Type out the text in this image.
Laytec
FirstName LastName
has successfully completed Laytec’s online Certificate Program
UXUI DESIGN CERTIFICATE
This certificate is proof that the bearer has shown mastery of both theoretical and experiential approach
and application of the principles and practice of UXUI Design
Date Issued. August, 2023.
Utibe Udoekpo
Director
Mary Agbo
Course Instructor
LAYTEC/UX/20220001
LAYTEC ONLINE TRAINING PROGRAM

+++

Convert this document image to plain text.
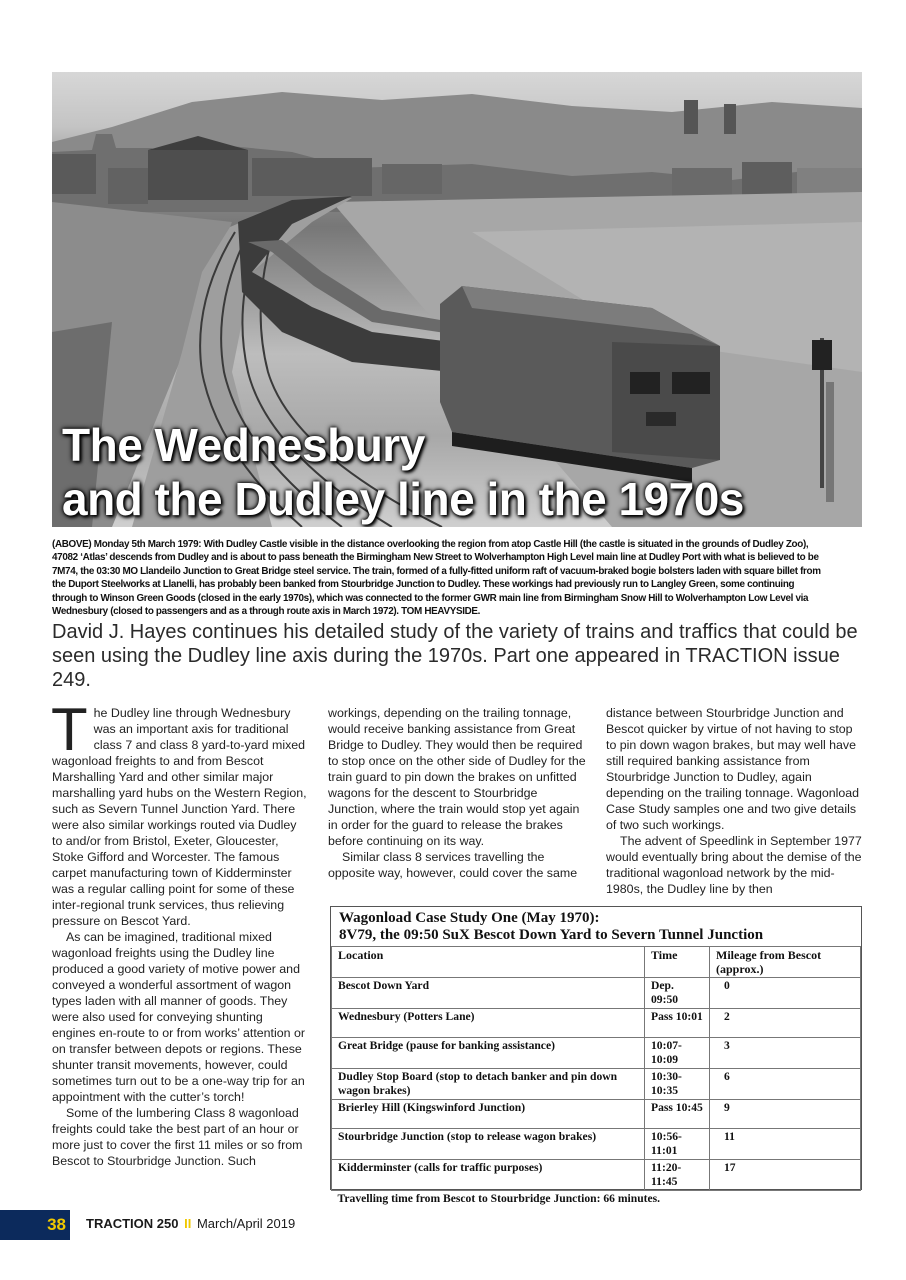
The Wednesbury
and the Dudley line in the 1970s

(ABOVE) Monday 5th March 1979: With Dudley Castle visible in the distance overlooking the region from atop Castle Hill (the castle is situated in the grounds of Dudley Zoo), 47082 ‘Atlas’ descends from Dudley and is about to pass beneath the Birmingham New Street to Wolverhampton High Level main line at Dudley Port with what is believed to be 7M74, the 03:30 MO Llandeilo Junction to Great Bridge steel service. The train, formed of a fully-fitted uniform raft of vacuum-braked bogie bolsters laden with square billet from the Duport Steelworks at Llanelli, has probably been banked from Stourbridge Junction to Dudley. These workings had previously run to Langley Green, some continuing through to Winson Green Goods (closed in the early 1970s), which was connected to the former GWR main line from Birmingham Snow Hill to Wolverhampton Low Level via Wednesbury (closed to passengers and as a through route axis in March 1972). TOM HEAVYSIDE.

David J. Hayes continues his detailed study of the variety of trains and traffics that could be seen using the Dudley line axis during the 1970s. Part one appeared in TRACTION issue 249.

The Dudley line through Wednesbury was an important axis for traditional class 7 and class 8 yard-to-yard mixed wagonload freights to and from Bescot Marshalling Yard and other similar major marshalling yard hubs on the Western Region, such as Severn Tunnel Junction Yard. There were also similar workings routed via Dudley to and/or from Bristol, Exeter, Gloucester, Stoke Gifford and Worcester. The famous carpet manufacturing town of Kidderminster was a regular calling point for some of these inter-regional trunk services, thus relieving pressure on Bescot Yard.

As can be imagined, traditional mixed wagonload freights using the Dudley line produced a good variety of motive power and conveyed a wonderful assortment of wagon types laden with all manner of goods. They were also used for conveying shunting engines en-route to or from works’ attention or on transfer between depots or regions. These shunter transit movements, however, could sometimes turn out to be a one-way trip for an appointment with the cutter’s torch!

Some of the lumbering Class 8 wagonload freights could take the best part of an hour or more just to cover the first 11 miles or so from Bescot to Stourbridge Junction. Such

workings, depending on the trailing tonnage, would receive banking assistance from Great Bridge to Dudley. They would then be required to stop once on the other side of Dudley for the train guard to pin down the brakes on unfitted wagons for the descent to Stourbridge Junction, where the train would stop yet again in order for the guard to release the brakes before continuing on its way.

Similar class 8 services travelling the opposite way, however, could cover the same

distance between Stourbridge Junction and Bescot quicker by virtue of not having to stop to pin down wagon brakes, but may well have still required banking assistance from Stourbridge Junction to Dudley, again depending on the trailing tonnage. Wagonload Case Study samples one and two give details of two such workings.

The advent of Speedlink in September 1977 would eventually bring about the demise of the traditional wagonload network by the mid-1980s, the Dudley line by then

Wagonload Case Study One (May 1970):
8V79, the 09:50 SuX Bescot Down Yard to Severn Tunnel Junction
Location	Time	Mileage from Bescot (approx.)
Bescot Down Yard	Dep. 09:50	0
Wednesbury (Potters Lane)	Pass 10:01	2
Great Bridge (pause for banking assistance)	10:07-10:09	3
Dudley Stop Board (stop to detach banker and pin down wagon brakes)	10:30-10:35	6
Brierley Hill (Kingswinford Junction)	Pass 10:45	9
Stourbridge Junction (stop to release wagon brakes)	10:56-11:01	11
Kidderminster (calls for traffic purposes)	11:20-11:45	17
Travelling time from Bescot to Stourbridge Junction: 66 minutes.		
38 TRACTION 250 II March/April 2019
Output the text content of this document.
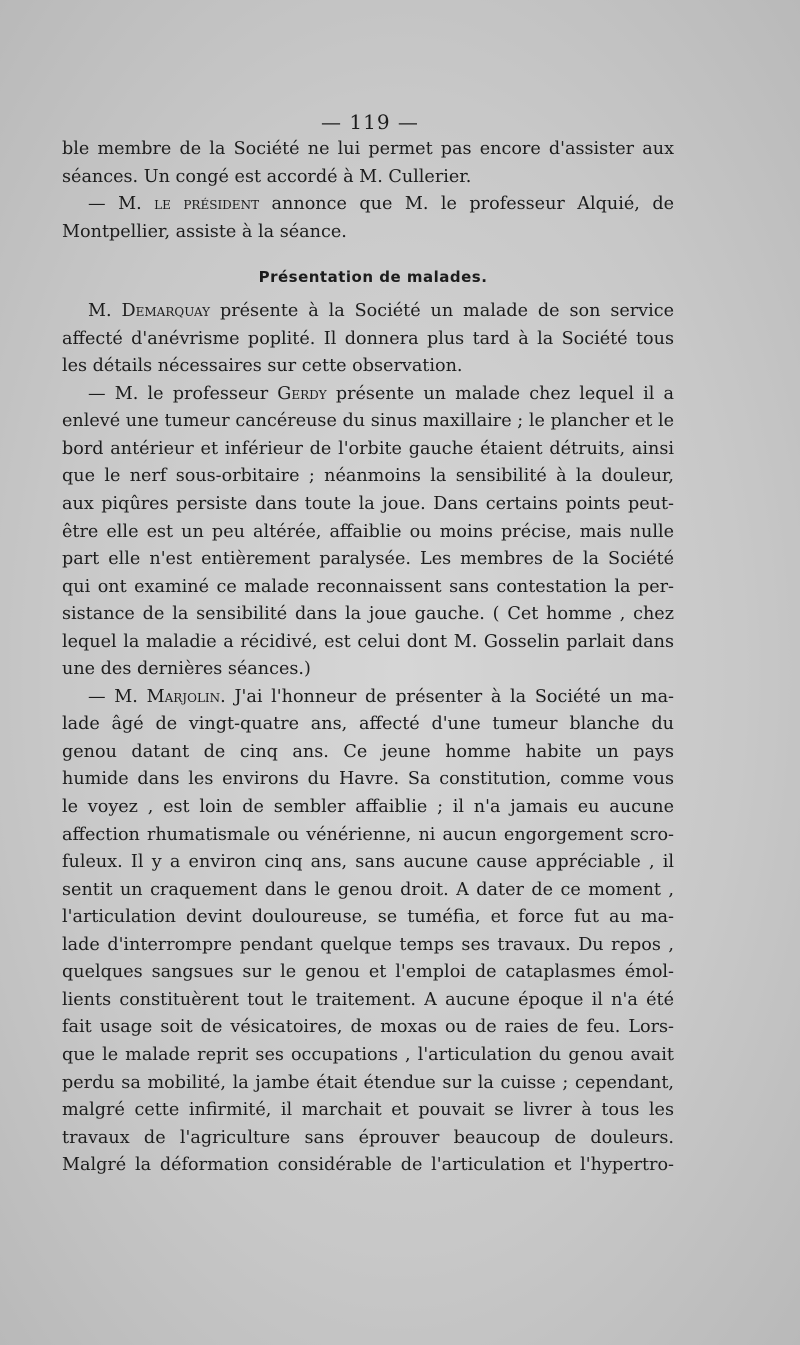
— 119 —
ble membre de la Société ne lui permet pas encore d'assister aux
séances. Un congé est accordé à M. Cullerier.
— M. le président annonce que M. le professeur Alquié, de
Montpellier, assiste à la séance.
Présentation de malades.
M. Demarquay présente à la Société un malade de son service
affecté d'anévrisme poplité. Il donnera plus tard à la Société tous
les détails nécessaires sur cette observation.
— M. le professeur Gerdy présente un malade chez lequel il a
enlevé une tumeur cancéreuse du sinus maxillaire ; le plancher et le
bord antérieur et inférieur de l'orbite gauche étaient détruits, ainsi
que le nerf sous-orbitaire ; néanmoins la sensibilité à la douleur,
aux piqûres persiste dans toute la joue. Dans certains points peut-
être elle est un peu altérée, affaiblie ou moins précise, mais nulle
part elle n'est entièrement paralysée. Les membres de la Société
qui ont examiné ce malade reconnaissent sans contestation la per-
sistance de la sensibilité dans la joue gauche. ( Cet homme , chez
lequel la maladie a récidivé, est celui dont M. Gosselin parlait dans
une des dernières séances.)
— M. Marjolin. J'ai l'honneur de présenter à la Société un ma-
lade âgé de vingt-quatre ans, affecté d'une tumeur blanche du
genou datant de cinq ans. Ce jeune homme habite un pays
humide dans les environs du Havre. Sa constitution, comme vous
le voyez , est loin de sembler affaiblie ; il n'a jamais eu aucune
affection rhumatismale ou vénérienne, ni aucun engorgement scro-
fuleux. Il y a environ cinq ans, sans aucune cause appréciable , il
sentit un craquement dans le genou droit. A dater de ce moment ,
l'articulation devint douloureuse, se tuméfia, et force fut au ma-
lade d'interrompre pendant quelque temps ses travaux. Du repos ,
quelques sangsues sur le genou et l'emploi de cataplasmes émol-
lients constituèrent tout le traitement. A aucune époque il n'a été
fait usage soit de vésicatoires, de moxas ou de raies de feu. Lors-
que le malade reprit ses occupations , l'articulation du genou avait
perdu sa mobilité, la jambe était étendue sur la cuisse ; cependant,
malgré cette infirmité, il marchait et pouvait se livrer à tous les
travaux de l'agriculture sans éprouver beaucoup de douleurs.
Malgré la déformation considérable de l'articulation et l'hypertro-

+++

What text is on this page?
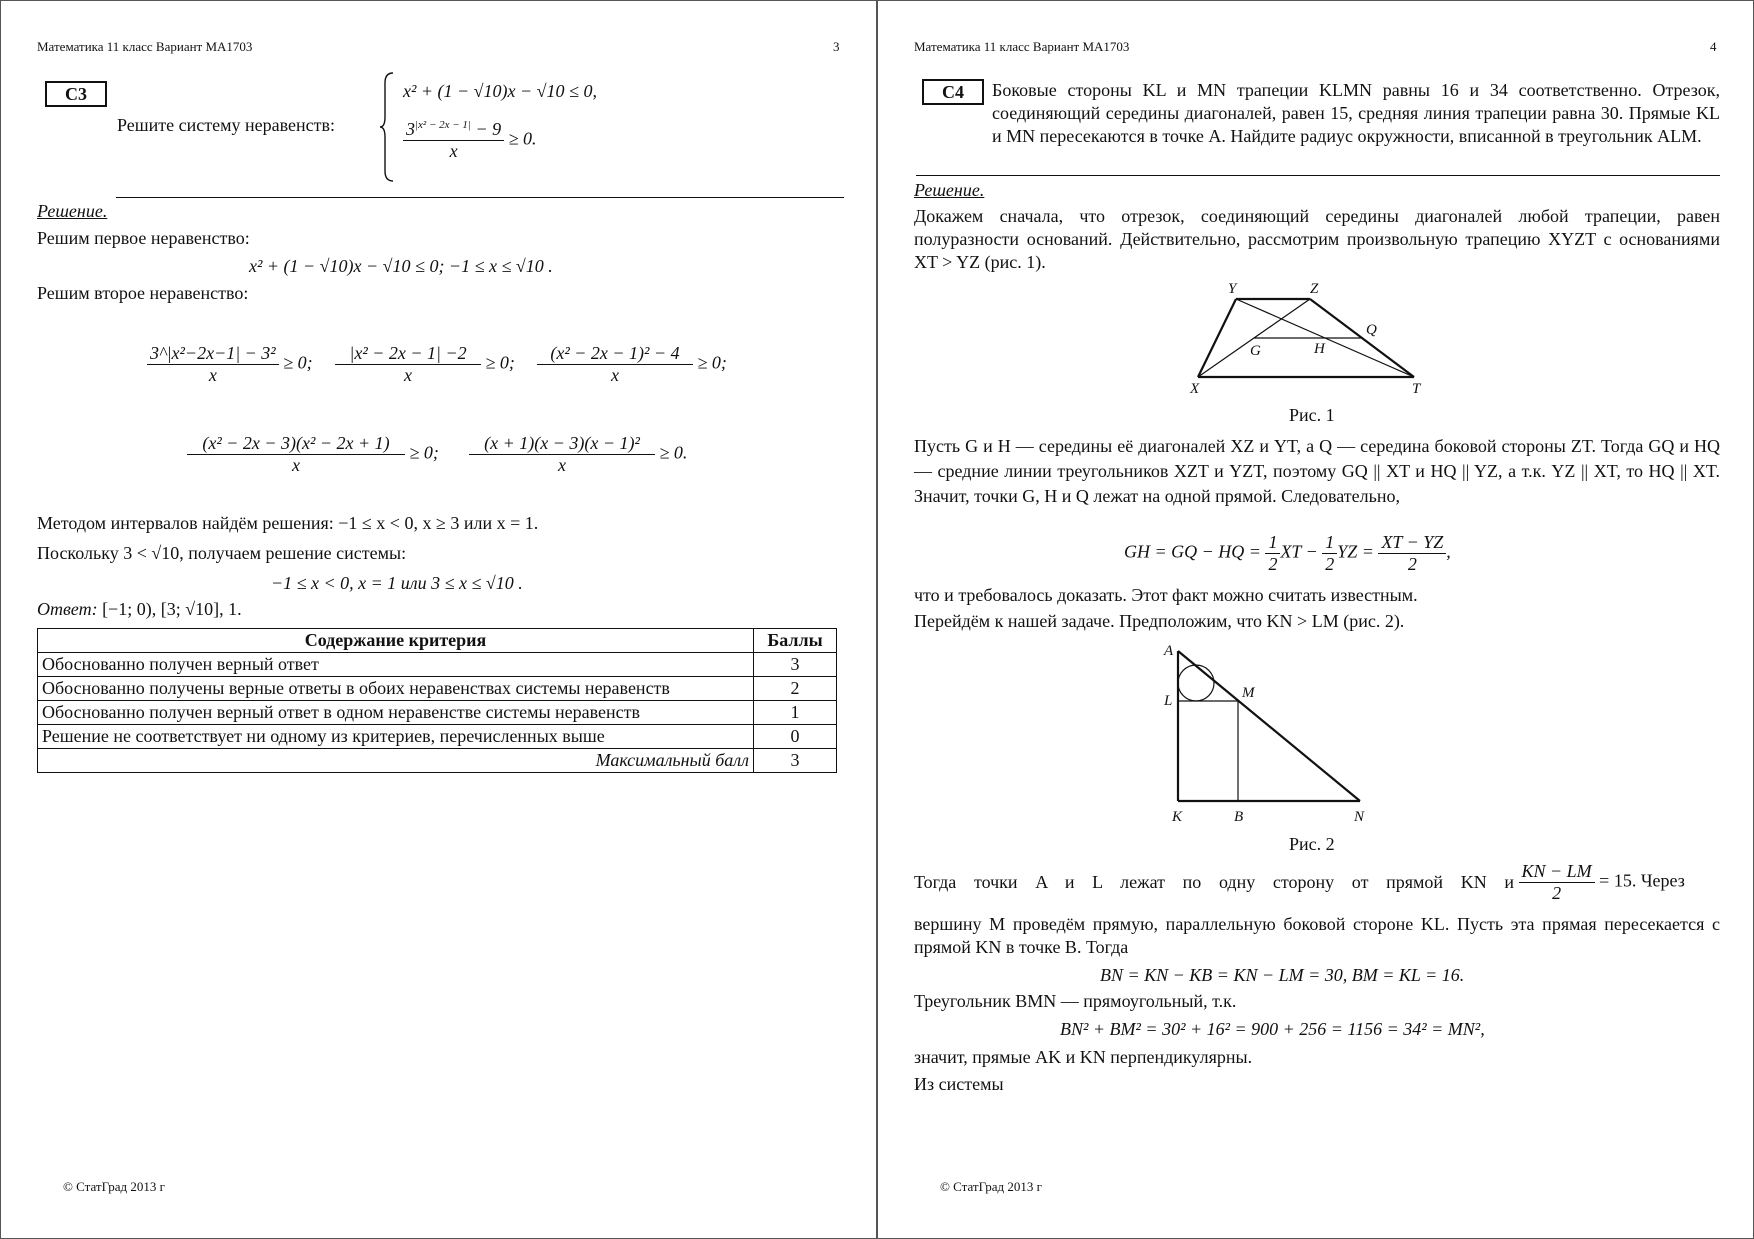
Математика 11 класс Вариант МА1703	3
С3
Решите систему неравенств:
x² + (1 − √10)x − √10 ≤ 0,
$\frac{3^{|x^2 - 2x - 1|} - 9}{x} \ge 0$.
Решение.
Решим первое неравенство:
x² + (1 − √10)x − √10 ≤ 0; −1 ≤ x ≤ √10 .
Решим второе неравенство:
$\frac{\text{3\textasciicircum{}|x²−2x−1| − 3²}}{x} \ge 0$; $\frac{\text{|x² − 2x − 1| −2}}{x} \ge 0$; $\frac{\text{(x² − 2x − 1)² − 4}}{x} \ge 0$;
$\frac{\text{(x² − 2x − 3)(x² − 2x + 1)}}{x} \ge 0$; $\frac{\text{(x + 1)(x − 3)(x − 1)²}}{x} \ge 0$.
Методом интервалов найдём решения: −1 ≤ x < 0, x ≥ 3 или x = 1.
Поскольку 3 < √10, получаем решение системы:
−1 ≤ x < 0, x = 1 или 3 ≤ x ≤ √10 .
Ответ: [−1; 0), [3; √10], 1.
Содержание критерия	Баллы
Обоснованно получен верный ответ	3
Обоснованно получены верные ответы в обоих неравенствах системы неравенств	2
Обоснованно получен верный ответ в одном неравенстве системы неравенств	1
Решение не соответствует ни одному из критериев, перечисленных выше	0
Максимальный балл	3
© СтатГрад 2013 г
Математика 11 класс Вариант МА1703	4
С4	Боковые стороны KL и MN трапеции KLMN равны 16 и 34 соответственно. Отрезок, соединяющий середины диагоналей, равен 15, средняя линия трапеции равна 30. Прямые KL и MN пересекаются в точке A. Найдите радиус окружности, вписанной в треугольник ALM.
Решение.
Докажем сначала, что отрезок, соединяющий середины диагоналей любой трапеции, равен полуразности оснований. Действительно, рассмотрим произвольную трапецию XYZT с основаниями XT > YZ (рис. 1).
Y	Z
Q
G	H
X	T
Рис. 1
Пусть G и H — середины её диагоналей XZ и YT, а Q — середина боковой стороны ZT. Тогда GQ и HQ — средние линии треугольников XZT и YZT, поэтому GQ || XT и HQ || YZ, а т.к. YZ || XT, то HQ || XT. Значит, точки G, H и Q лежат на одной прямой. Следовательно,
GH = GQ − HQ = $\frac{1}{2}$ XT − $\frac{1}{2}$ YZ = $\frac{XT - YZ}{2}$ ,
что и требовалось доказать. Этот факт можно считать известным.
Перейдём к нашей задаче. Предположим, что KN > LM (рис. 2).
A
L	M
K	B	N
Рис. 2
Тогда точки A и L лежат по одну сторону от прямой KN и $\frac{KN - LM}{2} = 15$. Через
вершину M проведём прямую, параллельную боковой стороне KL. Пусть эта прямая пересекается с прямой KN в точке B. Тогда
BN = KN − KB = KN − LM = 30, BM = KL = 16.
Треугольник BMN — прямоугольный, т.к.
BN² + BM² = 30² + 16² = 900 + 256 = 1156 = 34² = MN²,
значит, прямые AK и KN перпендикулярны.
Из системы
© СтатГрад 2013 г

+++

◆ Task requirements ◆
Among the lines of the records above, count those holding the string "that", and report only the number.

◆ The reply ◆
2